## EXERCISE MATERIALS
------------------------

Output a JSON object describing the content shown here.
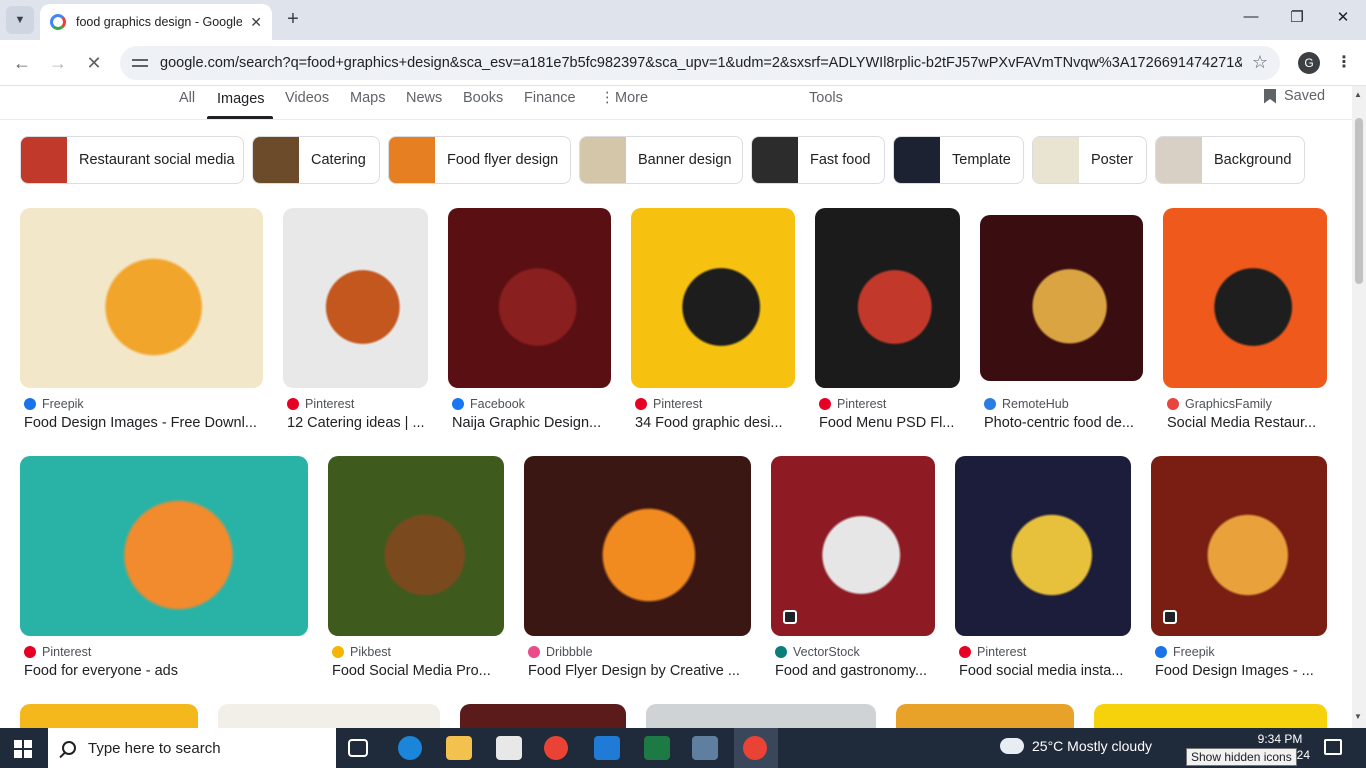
{
  "browser": {
    "tab_title": "food graphics design - Google Search",
    "url": "google.com/search?q=food+graphics+design&sca_esv=a181e7b5fc982397&sca_upv=1&udm=2&sxsrf=ADLYWIl8rplic-b2tFJ57wPXvFAVmTNvqw%3A1726691474271&ei=kjj...",
    "profile_initial": "G"
  },
  "search_tabs": [
    {
      "label": "All"
    },
    {
      "label": "Images"
    },
    {
      "label": "Videos"
    },
    {
      "label": "Maps"
    },
    {
      "label": "News"
    },
    {
      "label": "Books"
    },
    {
      "label": "Finance"
    },
    {
      "label": "More"
    }
  ],
  "tools_label": "Tools",
  "saved_label": "Saved",
  "chips": [
    {
      "label": "Restaurant social media",
      "color": "#c0392b"
    },
    {
      "label": "Catering",
      "color": "#6b4b2a"
    },
    {
      "label": "Food flyer design",
      "color": "#e67e22"
    },
    {
      "label": "Banner design",
      "color": "#d4c6a8"
    },
    {
      "label": "Fast food",
      "color": "#2c2c2c"
    },
    {
      "label": "Template",
      "color": "#1d2233"
    },
    {
      "label": "Poster",
      "color": "#e9e3d2"
    },
    {
      "label": "Background",
      "color": "#d8d0c4"
    }
  ],
  "results": [
    {
      "source": "Freepik",
      "title": "Food Design Images - Free Downl...",
      "source_color": "#1a73e8",
      "bg": "#f3e7c9",
      "accent": "#f2a52b"
    },
    {
      "source": "Pinterest",
      "title": "12 Catering ideas | ...",
      "source_color": "#e60023",
      "bg": "#e8e8e8",
      "accent": "#c4571e"
    },
    {
      "source": "Facebook",
      "title": "Naija Graphic Design...",
      "source_color": "#1877f2",
      "bg": "#5a0f12",
      "accent": "#8a1f1f"
    },
    {
      "source": "Pinterest",
      "title": "34 Food graphic desi...",
      "source_color": "#e60023",
      "bg": "#f6c20f",
      "accent": "#1d1d1d"
    },
    {
      "source": "Pinterest",
      "title": "Food Menu PSD Fl...",
      "source_color": "#e60023",
      "bg": "#1b1b1b",
      "accent": "#c2392b"
    },
    {
      "source": "RemoteHub",
      "title": "Photo-centric food de...",
      "source_color": "#2a7de1",
      "bg": "#3a0d10",
      "accent": "#d9a441"
    },
    {
      "source": "GraphicsFamily",
      "title": "Social Media Restaur...",
      "source_color": "#e8453c",
      "bg": "#ef5a1c",
      "accent": "#1e1e1e"
    },
    {
      "source": "Pinterest",
      "title": "Food for everyone - ads",
      "source_color": "#e60023",
      "bg": "#29b3a6",
      "accent": "#f28a2e"
    },
    {
      "source": "Pikbest",
      "title": "Food Social Media Pro...",
      "source_color": "#f4b400",
      "bg": "#3f5a1d",
      "accent": "#7a4a1e"
    },
    {
      "source": "Dribbble",
      "title": "Food Flyer Design by Creative ...",
      "source_color": "#ea4c89",
      "bg": "#3b1713",
      "accent": "#f28b1f"
    },
    {
      "source": "VectorStock",
      "title": "Food and gastronomy...",
      "source_color": "#0a7f7a",
      "bg": "#8e1a24",
      "accent": "#e6e6e6"
    },
    {
      "source": "Pinterest",
      "title": "Food social media insta...",
      "source_color": "#e60023",
      "bg": "#1c1d3a",
      "accent": "#e7c13b"
    },
    {
      "source": "Freepik",
      "title": "Food Design Images - ...",
      "source_color": "#1a73e8",
      "bg": "#7a1d12",
      "accent": "#e9a23b"
    }
  ],
  "partial_row_colors": [
    "#f5b81c",
    "#f2efe9",
    "#5b1b1b",
    "#cfd3d6",
    "#e8a22a",
    "#f5d20c"
  ],
  "taskbar": {
    "search_placeholder": "Type here to search",
    "weather": "25°C  Mostly cloudy",
    "time": "9:34 PM",
    "date_fragment": "24",
    "tooltip": "Show hidden icons"
  }
}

------------------------

## WORK TO COMPLETE
Extract every line from the records above that contains the word "Catering".

## SOLUTION FOR THIS EXERCISE
      "label": "Catering",
      "title": "12 Catering ideas | ...",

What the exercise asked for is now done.